╭──

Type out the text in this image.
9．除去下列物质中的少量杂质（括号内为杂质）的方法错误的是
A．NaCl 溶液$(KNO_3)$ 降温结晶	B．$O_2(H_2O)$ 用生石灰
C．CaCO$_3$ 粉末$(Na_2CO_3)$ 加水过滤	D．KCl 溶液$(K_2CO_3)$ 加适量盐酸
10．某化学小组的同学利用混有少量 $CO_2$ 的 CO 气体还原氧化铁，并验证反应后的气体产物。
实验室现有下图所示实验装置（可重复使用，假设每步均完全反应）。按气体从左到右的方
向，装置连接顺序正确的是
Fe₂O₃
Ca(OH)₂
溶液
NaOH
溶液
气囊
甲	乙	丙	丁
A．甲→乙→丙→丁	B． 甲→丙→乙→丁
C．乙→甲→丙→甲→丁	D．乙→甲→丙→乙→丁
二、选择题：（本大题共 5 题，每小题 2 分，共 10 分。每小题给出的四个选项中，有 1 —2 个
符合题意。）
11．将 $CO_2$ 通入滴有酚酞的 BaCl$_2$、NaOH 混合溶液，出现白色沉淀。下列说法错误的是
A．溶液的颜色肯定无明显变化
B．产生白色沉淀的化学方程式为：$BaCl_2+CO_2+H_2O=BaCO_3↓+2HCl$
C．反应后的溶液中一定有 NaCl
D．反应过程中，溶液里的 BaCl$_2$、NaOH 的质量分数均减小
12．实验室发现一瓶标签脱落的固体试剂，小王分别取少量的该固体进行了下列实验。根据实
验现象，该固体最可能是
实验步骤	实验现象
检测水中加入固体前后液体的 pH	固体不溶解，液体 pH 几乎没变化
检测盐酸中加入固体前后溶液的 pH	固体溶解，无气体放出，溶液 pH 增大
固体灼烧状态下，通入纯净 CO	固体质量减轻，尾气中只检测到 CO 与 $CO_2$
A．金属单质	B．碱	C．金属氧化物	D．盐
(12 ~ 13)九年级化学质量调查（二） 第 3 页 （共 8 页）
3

╰──

#### [Given task]
Repeat every entry exactly, please.

#### [Task output]
Type out the text in this image.
9．除去下列物质中的少量杂质（括号内为杂质）的方法错误的是
A．NaCl 溶液$(KNO_3)$ 降温结晶	B．$O_2(H_2O)$ 用生石灰
C．CaCO$_3$ 粉末$(Na_2CO_3)$ 加水过滤	D．KCl 溶液$(K_2CO_3)$ 加适量盐酸
10．某化学小组的同学利用混有少量 $CO_2$ 的 CO 气体还原氧化铁，并验证反应后的气体产物。
实验室现有下图所示实验装置（可重复使用，假设每步均完全反应）。按气体从左到右的方
向，装置连接顺序正确的是
Fe₂O₃
Ca(OH)₂
溶液
NaOH
溶液
气囊
甲	乙	丙	丁
A．甲→乙→丙→丁	B． 甲→丙→乙→丁
C．乙→甲→丙→甲→丁	D．乙→甲→丙→乙→丁
二、选择题：（本大题共 5 题，每小题 2 分，共 10 分。每小题给出的四个选项中，有 1 —2 个
符合题意。）
11．将 $CO_2$ 通入滴有酚酞的 BaCl$_2$、NaOH 混合溶液，出现白色沉淀。下列说法错误的是
A．溶液的颜色肯定无明显变化
B．产生白色沉淀的化学方程式为：$BaCl_2+CO_2+H_2O=BaCO_3↓+2HCl$
C．反应后的溶液中一定有 NaCl
D．反应过程中，溶液里的 BaCl$_2$、NaOH 的质量分数均减小
12．实验室发现一瓶标签脱落的固体试剂，小王分别取少量的该固体进行了下列实验。根据实
验现象，该固体最可能是
实验步骤	实验现象
检测水中加入固体前后液体的 pH	固体不溶解，液体 pH 几乎没变化
检测盐酸中加入固体前后溶液的 pH	固体溶解，无气体放出，溶液 pH 增大
固体灼烧状态下，通入纯净 CO	固体质量减轻，尾气中只检测到 CO 与 $CO_2$
A．金属单质	B．碱	C．金属氧化物	D．盐
(12 ~ 13)九年级化学质量调查（二） 第 3 页 （共 8 页）
3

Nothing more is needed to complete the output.